Problem requirements >>
Reproduce every entry exactly, without alteration.

(Records)
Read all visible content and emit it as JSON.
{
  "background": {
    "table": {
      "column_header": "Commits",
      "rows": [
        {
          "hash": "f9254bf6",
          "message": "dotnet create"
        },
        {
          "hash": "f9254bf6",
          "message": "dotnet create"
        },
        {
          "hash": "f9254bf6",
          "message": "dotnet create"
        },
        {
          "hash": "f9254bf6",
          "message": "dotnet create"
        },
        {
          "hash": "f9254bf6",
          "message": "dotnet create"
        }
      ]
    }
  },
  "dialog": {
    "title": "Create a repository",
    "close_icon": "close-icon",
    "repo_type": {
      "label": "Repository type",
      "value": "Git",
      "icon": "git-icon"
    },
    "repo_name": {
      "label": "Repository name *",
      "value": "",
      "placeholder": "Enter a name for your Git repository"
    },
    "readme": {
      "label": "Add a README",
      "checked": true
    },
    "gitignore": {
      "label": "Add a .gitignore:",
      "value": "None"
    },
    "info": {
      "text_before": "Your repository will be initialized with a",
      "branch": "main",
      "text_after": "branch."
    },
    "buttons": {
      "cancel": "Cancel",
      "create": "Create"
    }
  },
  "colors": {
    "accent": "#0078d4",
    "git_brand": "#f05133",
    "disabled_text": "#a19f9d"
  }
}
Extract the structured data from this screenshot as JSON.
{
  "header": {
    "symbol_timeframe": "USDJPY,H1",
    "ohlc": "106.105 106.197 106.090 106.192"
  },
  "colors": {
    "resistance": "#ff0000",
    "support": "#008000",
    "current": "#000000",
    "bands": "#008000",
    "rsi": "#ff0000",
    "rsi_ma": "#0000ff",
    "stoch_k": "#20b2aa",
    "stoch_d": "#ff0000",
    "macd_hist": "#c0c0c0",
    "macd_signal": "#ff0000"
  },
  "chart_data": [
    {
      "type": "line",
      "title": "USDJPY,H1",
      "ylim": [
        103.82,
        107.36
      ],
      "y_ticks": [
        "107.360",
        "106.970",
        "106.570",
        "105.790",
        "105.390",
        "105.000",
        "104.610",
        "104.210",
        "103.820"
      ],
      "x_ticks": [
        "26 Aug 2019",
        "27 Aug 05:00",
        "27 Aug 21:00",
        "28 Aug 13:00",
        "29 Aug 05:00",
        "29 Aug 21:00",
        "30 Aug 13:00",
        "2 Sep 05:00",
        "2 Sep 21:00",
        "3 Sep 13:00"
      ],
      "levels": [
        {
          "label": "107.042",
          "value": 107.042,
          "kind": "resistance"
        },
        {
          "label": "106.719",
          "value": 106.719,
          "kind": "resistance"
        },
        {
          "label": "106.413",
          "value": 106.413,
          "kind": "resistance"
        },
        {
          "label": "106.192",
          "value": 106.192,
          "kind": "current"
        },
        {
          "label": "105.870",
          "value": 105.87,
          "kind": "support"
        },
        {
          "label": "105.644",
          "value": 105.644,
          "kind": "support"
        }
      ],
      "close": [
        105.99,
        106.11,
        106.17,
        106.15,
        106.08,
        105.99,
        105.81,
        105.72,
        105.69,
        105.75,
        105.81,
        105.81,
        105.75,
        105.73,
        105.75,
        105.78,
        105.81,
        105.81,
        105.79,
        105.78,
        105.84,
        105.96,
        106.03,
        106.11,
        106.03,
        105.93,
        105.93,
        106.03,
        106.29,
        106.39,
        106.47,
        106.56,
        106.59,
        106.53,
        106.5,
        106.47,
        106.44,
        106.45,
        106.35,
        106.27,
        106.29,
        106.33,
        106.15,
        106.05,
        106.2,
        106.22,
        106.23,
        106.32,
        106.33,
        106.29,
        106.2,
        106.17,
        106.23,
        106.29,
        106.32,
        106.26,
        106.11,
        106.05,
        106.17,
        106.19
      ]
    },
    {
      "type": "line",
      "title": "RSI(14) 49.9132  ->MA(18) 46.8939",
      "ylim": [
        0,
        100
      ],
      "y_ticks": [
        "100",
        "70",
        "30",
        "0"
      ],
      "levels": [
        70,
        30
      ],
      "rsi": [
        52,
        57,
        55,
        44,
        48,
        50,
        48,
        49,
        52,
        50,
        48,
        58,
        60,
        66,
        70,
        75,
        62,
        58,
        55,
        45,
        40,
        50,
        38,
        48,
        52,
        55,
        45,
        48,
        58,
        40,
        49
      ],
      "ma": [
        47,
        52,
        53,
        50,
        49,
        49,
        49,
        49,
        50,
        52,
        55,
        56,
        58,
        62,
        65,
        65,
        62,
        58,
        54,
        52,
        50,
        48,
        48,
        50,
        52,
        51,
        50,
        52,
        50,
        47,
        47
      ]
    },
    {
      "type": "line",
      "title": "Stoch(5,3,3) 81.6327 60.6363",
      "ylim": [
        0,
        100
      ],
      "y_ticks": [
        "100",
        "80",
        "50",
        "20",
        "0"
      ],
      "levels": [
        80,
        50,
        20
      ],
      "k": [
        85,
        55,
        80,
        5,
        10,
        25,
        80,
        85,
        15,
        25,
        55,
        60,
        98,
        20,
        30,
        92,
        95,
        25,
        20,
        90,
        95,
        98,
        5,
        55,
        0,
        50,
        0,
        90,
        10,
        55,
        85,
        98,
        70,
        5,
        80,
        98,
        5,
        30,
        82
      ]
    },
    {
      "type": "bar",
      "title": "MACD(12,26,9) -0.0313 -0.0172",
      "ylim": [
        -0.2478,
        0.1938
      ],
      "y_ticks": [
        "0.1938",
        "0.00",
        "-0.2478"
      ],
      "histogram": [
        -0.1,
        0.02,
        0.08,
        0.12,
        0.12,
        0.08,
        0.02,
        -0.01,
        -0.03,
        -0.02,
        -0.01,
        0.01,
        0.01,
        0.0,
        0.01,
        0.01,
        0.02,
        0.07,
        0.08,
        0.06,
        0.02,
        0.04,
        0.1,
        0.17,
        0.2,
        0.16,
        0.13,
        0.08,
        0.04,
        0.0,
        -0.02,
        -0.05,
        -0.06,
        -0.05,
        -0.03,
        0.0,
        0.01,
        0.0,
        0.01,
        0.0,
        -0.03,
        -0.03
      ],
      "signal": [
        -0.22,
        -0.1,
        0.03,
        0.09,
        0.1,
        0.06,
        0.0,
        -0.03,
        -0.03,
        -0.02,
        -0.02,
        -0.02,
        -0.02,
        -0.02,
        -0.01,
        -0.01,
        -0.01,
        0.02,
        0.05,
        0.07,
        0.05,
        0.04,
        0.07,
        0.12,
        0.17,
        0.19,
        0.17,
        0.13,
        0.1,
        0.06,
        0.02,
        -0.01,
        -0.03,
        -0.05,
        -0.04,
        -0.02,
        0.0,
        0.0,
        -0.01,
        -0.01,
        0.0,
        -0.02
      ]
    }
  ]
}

The result >>
Read all visible content and emit it as JSON.
{
  "background": {
    "table": {
      "column_header": "Commits",
      "rows": [
        {
          "hash": "f9254bf6",
          "message": "dotnet create"
        },
        {
          "hash": "f9254bf6",
          "message": "dotnet create"
        },
        {
          "hash": "f9254bf6",
          "message": "dotnet create"
        },
        {
          "hash": "f9254bf6",
          "message": "dotnet create"
        },
        {
          "hash": "f9254bf6",
          "message": "dotnet create"
        }
      ]
    }
  },
  "dialog": {
    "title": "Create a repository",
    "close_icon": "close-icon",
    "repo_type": {
      "label": "Repository type",
      "value": "Git",
      "icon": "git-icon"
    },
    "repo_name": {
      "label": "Repository name *",
      "value": "",
      "placeholder": "Enter a name for your Git repository"
    },
    "readme": {
      "label": "Add a README",
      "checked": true
    },
    "gitignore": {
      "label": "Add a .gitignore:",
      "value": "None"
    },
    "info": {
      "text_before": "Your repository will be initialized with a",
      "branch": "main",
      "text_after": "branch."
    },
    "buttons": {
      "cancel": "Cancel",
      "create": "Create"
    }
  },
  "colors": {
    "accent": "#0078d4",
    "git_brand": "#f05133",
    "disabled_text": "#a19f9d"
  }
}
Extract the structured data from this screenshot as JSON.
{
  "header": {
    "symbol_timeframe": "USDJPY,H1",
    "ohlc": "106.105 106.197 106.090 106.192"
  },
  "colors": {
    "resistance": "#ff0000",
    "support": "#008000",
    "current": "#000000",
    "bands": "#008000",
    "rsi": "#ff0000",
    "rsi_ma": "#0000ff",
    "stoch_k": "#20b2aa",
    "stoch_d": "#ff0000",
    "macd_hist": "#c0c0c0",
    "macd_signal": "#ff0000"
  },
  "chart_data": [
    {
      "type": "line",
      "title": "USDJPY,H1",
      "ylim": [
        103.82,
        107.36
      ],
      "y_ticks": [
        "107.360",
        "106.970",
        "106.570",
        "105.790",
        "105.390",
        "105.000",
        "104.610",
        "104.210",
        "103.820"
      ],
      "x_ticks": [
        "26 Aug 2019",
        "27 Aug 05:00",
        "27 Aug 21:00",
        "28 Aug 13:00",
        "29 Aug 05:00",
        "29 Aug 21:00",
        "30 Aug 13:00",
        "2 Sep 05:00",
        "2 Sep 21:00",
        "3 Sep 13:00"
      ],
      "levels": [
        {
          "label": "107.042",
          "value": 107.042,
          "kind": "resistance"
        },
        {
          "label": "106.719",
          "value": 106.719,
          "kind": "resistance"
        },
        {
          "label": "106.413",
          "value": 106.413,
          "kind": "resistance"
        },
        {
          "label": "106.192",
          "value": 106.192,
          "kind": "current"
        },
        {
          "label": "105.870",
          "value": 105.87,
          "kind": "support"
        },
        {
          "label": "105.644",
          "value": 105.644,
          "kind": "support"
        }
      ],
      "close": [
        105.99,
        106.11,
        106.17,
        106.15,
        106.08,
        105.99,
        105.81,
        105.72,
        105.69,
        105.75,
        105.81,
        105.81,
        105.75,
        105.73,
        105.75,
        105.78,
        105.81,
        105.81,
        105.79,
        105.78,
        105.84,
        105.96,
        106.03,
        106.11,
        106.03,
        105.93,
        105.93,
        106.03,
        106.29,
        106.39,
        106.47,
        106.56,
        106.59,
        106.53,
        106.5,
        106.47,
        106.44,
        106.45,
        106.35,
        106.27,
        106.29,
        106.33,
        106.15,
        106.05,
        106.2,
        106.22,
        106.23,
        106.32,
        106.33,
        106.29,
        106.2,
        106.17,
        106.23,
        106.29,
        106.32,
        106.26,
        106.11,
        106.05,
        106.17,
        106.19
      ]
    },
    {
      "type": "line",
      "title": "RSI(14) 49.9132  ->MA(18) 46.8939",
      "ylim": [
        0,
        100
      ],
      "y_ticks": [
        "100",
        "70",
        "30",
        "0"
      ],
      "levels": [
        70,
        30
      ],
      "rsi": [
        52,
        57,
        55,
        44,
        48,
        50,
        48,
        49,
        52,
        50,
        48,
        58,
        60,
        66,
        70,
        75,
        62,
        58,
        55,
        45,
        40,
        50,
        38,
        48,
        52,
        55,
        45,
        48,
        58,
        40,
        49
      ],
      "ma": [
        47,
        52,
        53,
        50,
        49,
        49,
        49,
        49,
        50,
        52,
        55,
        56,
        58,
        62,
        65,
        65,
        62,
        58,
        54,
        52,
        50,
        48,
        48,
        50,
        52,
        51,
        50,
        52,
        50,
        47,
        47
      ]
    },
    {
      "type": "line",
      "title": "Stoch(5,3,3) 81.6327 60.6363",
      "ylim": [
        0,
        100
      ],
      "y_ticks": [
        "100",
        "80",
        "50",
        "20",
        "0"
      ],
      "levels": [
        80,
        50,
        20
      ],
      "k": [
        85,
        55,
        80,
        5,
        10,
        25,
        80,
        85,
        15,
        25,
        55,
        60,
        98,
        20,
        30,
        92,
        95,
        25,
        20,
        90,
        95,
        98,
        5,
        55,
        0,
        50,
        0,
        90,
        10,
        55,
        85,
        98,
        70,
        5,
        80,
        98,
        5,
        30,
        82
      ]
    },
    {
      "type": "bar",
      "title": "MACD(12,26,9) -0.0313 -0.0172",
      "ylim": [
        -0.2478,
        0.1938
      ],
      "y_ticks": [
        "0.1938",
        "0.00",
        "-0.2478"
      ],
      "histogram": [
        -0.1,
        0.02,
        0.08,
        0.12,
        0.12,
        0.08,
        0.02,
        -0.01,
        -0.03,
        -0.02,
        -0.01,
        0.01,
        0.01,
        0.0,
        0.01,
        0.01,
        0.02,
        0.07,
        0.08,
        0.06,
        0.02,
        0.04,
        0.1,
        0.17,
        0.2,
        0.16,
        0.13,
        0.08,
        0.04,
        0.0,
        -0.02,
        -0.05,
        -0.06,
        -0.05,
        -0.03,
        0.0,
        0.01,
        0.0,
        0.01,
        0.0,
        -0.03,
        -0.03
      ],
      "signal": [
        -0.22,
        -0.1,
        0.03,
        0.09,
        0.1,
        0.06,
        0.0,
        -0.03,
        -0.03,
        -0.02,
        -0.02,
        -0.02,
        -0.02,
        -0.02,
        -0.01,
        -0.01,
        -0.01,
        0.02,
        0.05,
        0.07,
        0.05,
        0.04,
        0.07,
        0.12,
        0.17,
        0.19,
        0.17,
        0.13,
        0.1,
        0.06,
        0.02,
        -0.01,
        -0.03,
        -0.05,
        -0.04,
        -0.02,
        0.0,
        0.0,
        -0.01,
        -0.01,
        0.0,
        -0.02
      ]
    }
  ]
}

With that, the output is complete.